_Selected text_
□ □ □ □
The first time I did MDMA actually spawn this very conversation with a few buddies of mine and it got pretty deep.

I don't regret starting using recreational drugs. Like other people its opened my mind and my life to things I'm very grwayful for. My closest friend and I started hanging out in highschool because I smoked and he found out.

I wasn't very popular in highschool or grade school. I was an easy target to be bullied. And I didn't have many friends. Was always the outcast. Most of the people I went to grade school moved to HS with me so predispositions about me moved with them. My junior year this kid somehow found out I smoked (which I really kept to myself and only smoked with my few friends I had outside of school) and wanted to hang out and through a couple years became my best friend. Him and his close knit friend group accepted me into the group and have been really good to me.

No I don't regret drugs. Which may sound crazy to some people lol.
 
Saw that the original poster is 15. I was 15 when I started doing drugs... I can say that I sort of wish that I didn't at such a young age, but at the same time I am happy I got most of it out of the way. Yet, I wouldn't recommend for you to do drugs at that age... It was all fun and games at first, but by the time I was 16/17 I was already addicted to opiates and then heroin at 18. And I was totally against drugs and everything, lol, but that quickly changed.
 
I didnt start smoking weed until I was 16 and that was just starting so it was like once a month at that point. I did experiment with anything i could find but that was very limited to vicodin, dxm, and weed as those were the only things i could get until i was 18 and started doing psychedelics. I moved on to be a heroin addict and crack head for about 3 years between the ages of 23-27, which i regret in some ways but not in others. My only advise to you is life is really hard and you will regret a lot of things you did when you were younger due to time wasted or experiences missed you only get one chance to live a life as a young person, before the world really expects a lot of you. Doing drugs at a young age will vastly impact your experiences from your parents not trusting you to the girl you like thinking your a drug addict and avoiding you.

In the end who knows what we really missed out on because its gone but the one thing i can tell you is we all missed out on something maybe it wasnt a big deal maybe we dont even know but the activities we could have otherwise engaged in or the experiences missed we will never have again, ever.
□ □ □ □
_Required tasks_
a) According to the drug-use text, why did the predispositions about the writer persist into high school? Answer in one to three sentences.
b) Answer these questions from the drug-use text:
(i) In the post that opens with "Saw that the original poster is 15", at what age did heroin come in?
(ii) In what year of high school did the kid who became the writer's best friend find out the writer smoked?
(iii) In the post that opens with "I didnt start smoking weed", between what ages was the writer a heroin addict and crack head?
c) Revise the drug-use text starting with "I wasn't very" and going on through "some people lol.", putting "loner" in place of "outcast".
None of the records are needed for this work.

_Dataset_
□ □ □ □
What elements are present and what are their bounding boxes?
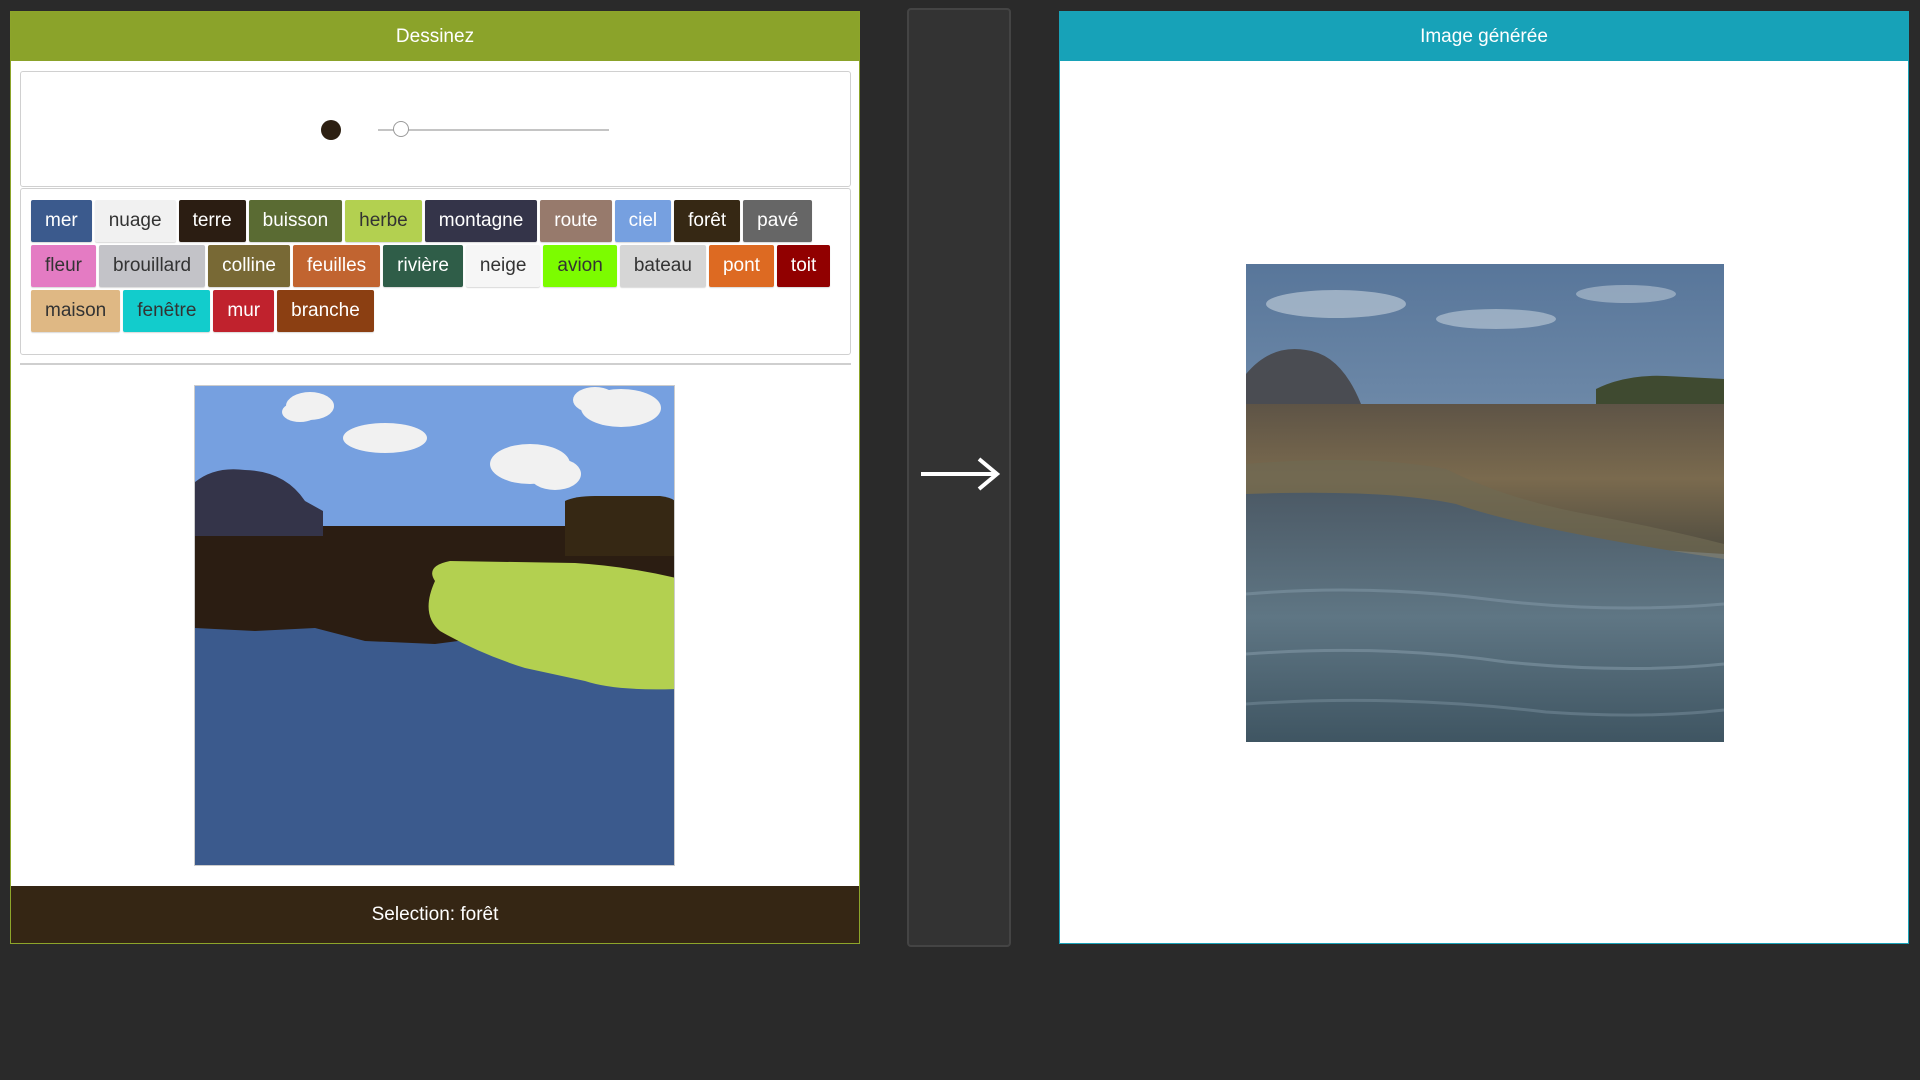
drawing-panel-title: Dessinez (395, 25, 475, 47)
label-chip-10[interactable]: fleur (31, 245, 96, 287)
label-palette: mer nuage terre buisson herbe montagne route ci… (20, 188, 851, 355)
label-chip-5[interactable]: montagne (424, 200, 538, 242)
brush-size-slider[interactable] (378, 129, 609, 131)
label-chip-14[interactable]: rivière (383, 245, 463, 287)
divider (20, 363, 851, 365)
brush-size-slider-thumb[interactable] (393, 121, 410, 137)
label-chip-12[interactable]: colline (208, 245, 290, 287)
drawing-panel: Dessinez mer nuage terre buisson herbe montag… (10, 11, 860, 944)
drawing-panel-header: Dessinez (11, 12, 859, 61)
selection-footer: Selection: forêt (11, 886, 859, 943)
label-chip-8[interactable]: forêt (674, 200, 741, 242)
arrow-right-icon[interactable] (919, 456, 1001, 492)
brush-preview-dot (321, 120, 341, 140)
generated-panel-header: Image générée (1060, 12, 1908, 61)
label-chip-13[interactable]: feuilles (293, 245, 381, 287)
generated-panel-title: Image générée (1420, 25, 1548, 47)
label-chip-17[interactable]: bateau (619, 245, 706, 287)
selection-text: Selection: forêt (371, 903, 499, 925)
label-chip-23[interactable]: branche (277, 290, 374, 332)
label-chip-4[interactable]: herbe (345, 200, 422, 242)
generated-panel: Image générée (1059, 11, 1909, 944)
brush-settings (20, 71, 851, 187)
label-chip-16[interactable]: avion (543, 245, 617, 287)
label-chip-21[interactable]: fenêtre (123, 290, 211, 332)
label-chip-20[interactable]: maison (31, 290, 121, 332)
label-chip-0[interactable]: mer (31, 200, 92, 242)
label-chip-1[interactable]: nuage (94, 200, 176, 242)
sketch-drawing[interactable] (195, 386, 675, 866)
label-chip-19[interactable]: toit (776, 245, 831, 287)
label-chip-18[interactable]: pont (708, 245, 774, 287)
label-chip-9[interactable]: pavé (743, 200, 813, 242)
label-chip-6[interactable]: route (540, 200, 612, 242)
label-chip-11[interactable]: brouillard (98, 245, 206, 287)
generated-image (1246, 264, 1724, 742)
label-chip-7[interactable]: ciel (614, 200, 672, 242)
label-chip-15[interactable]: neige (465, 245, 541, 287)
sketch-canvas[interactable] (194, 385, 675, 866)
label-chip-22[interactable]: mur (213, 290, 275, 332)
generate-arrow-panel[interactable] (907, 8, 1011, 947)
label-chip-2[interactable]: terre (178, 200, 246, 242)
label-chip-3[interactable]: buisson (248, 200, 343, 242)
□ □ □ □
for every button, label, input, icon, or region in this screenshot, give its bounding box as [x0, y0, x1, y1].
□ □ □ □
_The answers_
a) Most of the people who went to grade school with the writer moved on to the same high school. Their predispositions about the writer moved with them.

b)
(i) At 18.
(ii) Junior year.
(iii) Between 23 and 27.

c)
I wasn't very popular in highschool or grade school. I was an easy target to be bullied. And I didn't have many friends. Was always the loner. Most of the people I went to grade school moved to HS with me so predispositions about me moved with them. My junior year this kid somehow found out I smoked (which I really kept to myself and only smoked with my few friends I had outside of school) and wanted to hang out and through a couple years became my best friend. Him and his close knit friend group accepted me into the group and have been really good to me.

No I don't regret drugs. Which may sound crazy to some people lol.